** START OF Information shown **

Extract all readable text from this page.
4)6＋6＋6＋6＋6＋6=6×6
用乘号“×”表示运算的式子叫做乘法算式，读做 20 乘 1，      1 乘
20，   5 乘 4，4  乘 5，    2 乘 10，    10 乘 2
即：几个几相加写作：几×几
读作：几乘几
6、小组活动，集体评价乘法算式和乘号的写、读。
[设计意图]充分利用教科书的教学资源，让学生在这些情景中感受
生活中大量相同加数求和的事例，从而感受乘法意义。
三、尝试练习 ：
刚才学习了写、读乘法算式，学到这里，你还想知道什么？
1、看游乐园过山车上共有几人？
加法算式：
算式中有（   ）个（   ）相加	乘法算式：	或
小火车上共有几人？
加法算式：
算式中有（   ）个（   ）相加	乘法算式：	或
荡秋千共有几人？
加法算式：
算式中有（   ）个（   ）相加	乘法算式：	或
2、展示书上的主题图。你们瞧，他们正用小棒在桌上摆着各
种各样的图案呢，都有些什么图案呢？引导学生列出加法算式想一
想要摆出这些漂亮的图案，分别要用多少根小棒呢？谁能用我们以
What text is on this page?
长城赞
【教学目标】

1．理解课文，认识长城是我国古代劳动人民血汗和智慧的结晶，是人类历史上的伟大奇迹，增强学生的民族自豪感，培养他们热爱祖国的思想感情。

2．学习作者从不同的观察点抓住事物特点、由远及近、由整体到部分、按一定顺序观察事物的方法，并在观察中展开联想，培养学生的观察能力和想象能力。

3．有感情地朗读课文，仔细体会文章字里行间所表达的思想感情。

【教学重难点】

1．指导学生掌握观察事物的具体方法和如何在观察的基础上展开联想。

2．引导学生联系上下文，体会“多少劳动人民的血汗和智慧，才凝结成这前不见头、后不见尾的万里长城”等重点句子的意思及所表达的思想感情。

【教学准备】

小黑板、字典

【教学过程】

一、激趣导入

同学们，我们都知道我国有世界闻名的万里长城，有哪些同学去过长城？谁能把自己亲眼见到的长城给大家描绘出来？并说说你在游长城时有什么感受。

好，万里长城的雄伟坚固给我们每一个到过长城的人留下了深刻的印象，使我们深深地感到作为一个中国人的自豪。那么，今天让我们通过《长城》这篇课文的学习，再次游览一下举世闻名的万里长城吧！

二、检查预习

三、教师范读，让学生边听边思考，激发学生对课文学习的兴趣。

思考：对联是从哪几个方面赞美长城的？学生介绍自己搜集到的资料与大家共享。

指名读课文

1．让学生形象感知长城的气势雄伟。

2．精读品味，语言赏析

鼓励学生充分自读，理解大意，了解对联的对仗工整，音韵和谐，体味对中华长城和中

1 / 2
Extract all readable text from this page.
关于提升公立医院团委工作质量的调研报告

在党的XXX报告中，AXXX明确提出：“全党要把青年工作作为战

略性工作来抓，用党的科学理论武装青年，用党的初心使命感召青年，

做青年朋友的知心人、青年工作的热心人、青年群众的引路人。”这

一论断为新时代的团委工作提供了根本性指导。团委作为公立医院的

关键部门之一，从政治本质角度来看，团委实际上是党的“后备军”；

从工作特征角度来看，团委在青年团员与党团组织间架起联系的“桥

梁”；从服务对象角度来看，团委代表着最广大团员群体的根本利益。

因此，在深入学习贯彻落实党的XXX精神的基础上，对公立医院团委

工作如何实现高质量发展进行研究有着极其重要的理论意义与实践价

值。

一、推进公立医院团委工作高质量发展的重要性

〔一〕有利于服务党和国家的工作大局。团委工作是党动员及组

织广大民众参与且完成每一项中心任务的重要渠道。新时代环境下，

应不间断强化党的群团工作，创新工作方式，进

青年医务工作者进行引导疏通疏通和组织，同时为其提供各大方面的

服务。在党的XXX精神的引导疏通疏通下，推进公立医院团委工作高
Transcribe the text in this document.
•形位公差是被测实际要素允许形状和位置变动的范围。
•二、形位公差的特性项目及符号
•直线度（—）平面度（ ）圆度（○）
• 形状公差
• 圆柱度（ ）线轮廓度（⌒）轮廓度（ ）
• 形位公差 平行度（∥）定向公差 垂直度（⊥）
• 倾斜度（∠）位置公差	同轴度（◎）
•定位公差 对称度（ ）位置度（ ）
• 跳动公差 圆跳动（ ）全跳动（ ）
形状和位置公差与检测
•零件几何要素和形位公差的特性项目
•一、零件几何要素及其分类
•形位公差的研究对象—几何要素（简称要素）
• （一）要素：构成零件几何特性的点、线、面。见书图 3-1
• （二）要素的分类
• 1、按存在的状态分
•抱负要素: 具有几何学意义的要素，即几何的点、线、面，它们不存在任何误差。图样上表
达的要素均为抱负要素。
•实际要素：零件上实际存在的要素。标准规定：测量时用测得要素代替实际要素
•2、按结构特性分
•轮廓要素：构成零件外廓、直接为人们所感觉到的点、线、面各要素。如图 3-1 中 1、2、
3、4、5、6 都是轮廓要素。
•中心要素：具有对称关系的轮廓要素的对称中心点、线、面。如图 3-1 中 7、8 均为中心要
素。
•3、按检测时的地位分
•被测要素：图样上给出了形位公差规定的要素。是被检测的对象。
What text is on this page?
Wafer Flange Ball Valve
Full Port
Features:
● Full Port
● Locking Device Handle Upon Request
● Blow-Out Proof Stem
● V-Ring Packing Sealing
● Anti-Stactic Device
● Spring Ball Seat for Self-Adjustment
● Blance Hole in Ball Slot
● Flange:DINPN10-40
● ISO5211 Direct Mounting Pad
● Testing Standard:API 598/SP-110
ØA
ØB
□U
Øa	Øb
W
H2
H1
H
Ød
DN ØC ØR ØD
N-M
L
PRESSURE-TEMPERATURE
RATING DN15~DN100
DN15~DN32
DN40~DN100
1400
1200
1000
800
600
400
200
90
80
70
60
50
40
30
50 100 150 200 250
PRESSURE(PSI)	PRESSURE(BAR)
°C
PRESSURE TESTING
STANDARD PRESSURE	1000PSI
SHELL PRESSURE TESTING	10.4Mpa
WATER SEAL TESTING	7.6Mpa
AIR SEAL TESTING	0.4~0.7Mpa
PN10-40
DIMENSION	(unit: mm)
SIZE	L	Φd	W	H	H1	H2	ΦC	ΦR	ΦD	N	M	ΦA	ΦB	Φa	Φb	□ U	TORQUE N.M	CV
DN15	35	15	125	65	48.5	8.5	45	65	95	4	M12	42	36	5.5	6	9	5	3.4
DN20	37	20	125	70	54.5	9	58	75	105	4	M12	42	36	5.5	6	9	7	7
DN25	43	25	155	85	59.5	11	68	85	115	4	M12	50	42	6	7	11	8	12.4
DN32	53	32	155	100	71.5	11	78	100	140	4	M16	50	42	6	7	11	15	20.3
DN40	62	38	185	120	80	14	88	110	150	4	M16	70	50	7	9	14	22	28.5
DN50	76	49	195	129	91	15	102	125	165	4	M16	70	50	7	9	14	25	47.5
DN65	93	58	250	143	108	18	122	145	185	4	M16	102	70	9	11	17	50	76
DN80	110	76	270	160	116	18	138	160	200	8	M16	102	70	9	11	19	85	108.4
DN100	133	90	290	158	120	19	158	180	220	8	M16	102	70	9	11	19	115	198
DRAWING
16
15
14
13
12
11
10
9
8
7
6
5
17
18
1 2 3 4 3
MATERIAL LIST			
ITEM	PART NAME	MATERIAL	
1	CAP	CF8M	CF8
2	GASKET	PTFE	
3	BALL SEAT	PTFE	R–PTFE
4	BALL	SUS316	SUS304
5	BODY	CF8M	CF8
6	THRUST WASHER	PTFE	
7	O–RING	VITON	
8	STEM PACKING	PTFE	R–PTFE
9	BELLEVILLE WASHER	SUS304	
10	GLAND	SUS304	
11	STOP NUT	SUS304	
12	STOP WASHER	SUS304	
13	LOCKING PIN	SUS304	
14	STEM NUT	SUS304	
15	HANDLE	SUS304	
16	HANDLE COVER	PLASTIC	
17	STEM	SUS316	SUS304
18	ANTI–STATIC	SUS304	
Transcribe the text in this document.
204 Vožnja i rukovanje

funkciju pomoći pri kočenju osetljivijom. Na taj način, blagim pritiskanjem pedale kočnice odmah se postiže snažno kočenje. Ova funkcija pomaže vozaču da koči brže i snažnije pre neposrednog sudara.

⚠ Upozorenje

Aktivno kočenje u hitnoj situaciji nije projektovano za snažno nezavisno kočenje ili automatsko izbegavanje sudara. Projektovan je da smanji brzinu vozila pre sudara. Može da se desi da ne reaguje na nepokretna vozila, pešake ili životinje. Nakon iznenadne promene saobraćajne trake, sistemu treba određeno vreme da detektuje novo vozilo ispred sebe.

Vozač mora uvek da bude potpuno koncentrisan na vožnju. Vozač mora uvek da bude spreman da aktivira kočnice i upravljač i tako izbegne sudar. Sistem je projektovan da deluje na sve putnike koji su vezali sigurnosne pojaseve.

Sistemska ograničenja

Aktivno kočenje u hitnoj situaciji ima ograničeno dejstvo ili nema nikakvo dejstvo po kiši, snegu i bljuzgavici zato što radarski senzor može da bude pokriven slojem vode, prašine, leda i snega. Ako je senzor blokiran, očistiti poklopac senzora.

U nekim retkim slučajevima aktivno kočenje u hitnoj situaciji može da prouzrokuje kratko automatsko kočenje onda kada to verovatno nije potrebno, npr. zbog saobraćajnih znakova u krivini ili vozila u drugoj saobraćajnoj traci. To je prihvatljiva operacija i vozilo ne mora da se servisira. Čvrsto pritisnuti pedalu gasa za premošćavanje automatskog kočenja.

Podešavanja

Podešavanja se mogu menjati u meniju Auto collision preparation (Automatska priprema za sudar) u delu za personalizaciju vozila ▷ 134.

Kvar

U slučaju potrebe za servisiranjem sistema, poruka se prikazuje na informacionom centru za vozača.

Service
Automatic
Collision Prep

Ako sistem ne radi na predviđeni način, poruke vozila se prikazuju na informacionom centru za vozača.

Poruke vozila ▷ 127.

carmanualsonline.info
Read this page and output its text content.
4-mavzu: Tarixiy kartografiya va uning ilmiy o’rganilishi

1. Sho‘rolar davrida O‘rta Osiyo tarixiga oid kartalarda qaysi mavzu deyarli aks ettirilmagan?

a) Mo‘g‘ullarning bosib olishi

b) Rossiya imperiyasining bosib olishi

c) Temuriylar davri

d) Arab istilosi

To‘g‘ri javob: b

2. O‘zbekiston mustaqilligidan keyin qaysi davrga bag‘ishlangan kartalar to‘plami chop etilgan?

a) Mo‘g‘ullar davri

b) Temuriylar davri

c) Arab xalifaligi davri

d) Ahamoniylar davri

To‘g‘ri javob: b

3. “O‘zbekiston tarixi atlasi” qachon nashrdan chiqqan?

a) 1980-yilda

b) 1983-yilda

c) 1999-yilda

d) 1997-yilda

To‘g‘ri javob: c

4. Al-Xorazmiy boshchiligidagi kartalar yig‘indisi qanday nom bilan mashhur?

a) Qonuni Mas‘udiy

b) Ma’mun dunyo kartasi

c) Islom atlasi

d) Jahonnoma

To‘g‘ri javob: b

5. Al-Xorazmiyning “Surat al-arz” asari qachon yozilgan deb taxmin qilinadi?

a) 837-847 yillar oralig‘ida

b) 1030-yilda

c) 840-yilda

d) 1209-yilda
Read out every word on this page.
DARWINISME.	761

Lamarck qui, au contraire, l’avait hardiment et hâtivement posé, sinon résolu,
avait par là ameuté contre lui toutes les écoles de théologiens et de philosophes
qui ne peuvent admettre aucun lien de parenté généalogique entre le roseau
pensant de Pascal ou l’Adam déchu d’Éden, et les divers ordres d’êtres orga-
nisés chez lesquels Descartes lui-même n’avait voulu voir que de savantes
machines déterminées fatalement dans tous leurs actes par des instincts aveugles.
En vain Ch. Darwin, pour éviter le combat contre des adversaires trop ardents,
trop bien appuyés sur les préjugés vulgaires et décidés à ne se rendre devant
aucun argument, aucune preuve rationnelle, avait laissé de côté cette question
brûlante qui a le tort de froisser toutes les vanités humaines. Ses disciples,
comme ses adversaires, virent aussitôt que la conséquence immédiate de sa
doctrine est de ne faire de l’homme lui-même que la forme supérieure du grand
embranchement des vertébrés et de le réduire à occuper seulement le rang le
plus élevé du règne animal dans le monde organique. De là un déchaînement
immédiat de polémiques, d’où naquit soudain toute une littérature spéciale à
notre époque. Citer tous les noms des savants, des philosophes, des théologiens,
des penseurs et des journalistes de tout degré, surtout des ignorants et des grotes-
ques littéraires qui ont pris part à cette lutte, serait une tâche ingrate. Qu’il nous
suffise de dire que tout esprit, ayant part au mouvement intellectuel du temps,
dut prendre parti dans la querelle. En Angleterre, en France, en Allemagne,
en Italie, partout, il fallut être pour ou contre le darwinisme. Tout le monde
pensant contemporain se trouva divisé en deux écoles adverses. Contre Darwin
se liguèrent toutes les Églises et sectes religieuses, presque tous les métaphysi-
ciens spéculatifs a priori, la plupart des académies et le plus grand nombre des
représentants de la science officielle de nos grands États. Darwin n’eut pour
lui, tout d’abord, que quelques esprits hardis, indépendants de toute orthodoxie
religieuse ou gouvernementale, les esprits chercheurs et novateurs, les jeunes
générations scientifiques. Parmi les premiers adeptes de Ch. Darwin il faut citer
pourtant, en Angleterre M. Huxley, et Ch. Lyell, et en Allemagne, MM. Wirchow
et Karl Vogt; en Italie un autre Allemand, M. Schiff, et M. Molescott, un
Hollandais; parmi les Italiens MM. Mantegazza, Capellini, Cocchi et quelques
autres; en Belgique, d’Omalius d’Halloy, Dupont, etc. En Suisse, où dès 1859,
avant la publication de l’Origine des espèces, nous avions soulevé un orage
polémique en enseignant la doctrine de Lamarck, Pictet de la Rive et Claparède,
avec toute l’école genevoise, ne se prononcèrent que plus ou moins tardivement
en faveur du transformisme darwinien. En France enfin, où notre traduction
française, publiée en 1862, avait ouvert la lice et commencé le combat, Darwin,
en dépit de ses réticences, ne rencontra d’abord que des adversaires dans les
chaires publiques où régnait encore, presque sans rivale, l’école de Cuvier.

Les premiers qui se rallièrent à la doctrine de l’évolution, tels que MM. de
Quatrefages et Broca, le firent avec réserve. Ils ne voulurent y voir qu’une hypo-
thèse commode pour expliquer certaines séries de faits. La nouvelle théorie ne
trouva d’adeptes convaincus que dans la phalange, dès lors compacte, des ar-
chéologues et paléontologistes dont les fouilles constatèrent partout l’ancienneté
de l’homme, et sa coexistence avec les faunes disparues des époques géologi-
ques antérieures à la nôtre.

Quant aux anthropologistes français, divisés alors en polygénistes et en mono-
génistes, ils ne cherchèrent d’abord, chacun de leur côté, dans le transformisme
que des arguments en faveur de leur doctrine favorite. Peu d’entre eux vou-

** END OF Information shown **

◆ Problem to solve
Which lines hold the word "olishi"? Copy all of them.

◆ Reply to the exercise
a) Mo‘g‘ullarning bosib olishi
b) Rossiya imperiyasining bosib olishi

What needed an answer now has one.